→ **Given instruction**
Every line below must be reproduced exactly. Copy them all.
+--
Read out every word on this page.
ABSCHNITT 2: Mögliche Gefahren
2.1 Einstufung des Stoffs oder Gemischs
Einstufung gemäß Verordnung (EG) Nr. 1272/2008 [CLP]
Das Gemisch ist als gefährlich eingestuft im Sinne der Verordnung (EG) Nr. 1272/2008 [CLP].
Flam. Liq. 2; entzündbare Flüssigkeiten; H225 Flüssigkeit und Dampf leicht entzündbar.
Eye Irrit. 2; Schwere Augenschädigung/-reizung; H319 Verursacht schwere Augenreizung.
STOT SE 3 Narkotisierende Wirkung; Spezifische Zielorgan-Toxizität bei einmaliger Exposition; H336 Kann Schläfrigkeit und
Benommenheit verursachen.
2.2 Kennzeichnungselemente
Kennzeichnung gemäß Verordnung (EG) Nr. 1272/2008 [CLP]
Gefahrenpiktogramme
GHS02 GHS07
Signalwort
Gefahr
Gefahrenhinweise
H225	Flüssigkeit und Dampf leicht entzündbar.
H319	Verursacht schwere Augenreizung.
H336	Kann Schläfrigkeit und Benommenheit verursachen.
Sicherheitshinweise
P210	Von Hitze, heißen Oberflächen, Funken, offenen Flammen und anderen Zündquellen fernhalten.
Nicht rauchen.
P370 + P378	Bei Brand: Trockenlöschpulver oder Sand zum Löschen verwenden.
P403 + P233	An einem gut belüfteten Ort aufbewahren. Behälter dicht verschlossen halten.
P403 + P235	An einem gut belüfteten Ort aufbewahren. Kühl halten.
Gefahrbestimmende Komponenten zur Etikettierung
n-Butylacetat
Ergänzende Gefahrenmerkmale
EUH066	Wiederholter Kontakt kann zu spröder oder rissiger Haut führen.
+--
→ **Output of the task**
Read out every word on this page.
ABSCHNITT 2: Mögliche Gefahren
2.1 Einstufung des Stoffs oder Gemischs
Einstufung gemäß Verordnung (EG) Nr. 1272/2008 [CLP]
Das Gemisch ist als gefährlich eingestuft im Sinne der Verordnung (EG) Nr. 1272/2008 [CLP].
Flam. Liq. 2; entzündbare Flüssigkeiten; H225 Flüssigkeit und Dampf leicht entzündbar.
Eye Irrit. 2; Schwere Augenschädigung/-reizung; H319 Verursacht schwere Augenreizung.
STOT SE 3 Narkotisierende Wirkung; Spezifische Zielorgan-Toxizität bei einmaliger Exposition; H336 Kann Schläfrigkeit und
Benommenheit verursachen.
2.2 Kennzeichnungselemente
Kennzeichnung gemäß Verordnung (EG) Nr. 1272/2008 [CLP]
Gefahrenpiktogramme
GHS02 GHS07
Signalwort
Gefahr
Gefahrenhinweise
H225	Flüssigkeit und Dampf leicht entzündbar.
H319	Verursacht schwere Augenreizung.
H336	Kann Schläfrigkeit und Benommenheit verursachen.
Sicherheitshinweise
P210	Von Hitze, heißen Oberflächen, Funken, offenen Flammen und anderen Zündquellen fernhalten.
Nicht rauchen.
P370 + P378	Bei Brand: Trockenlöschpulver oder Sand zum Löschen verwenden.
P403 + P233	An einem gut belüfteten Ort aufbewahren. Behälter dicht verschlossen halten.
P403 + P235	An einem gut belüfteten Ort aufbewahren. Kühl halten.
Gefahrbestimmende Komponenten zur Etikettierung
n-Butylacetat
Ergänzende Gefahrenmerkmale
EUH066	Wiederholter Kontakt kann zu spröder oder rissiger Haut führen.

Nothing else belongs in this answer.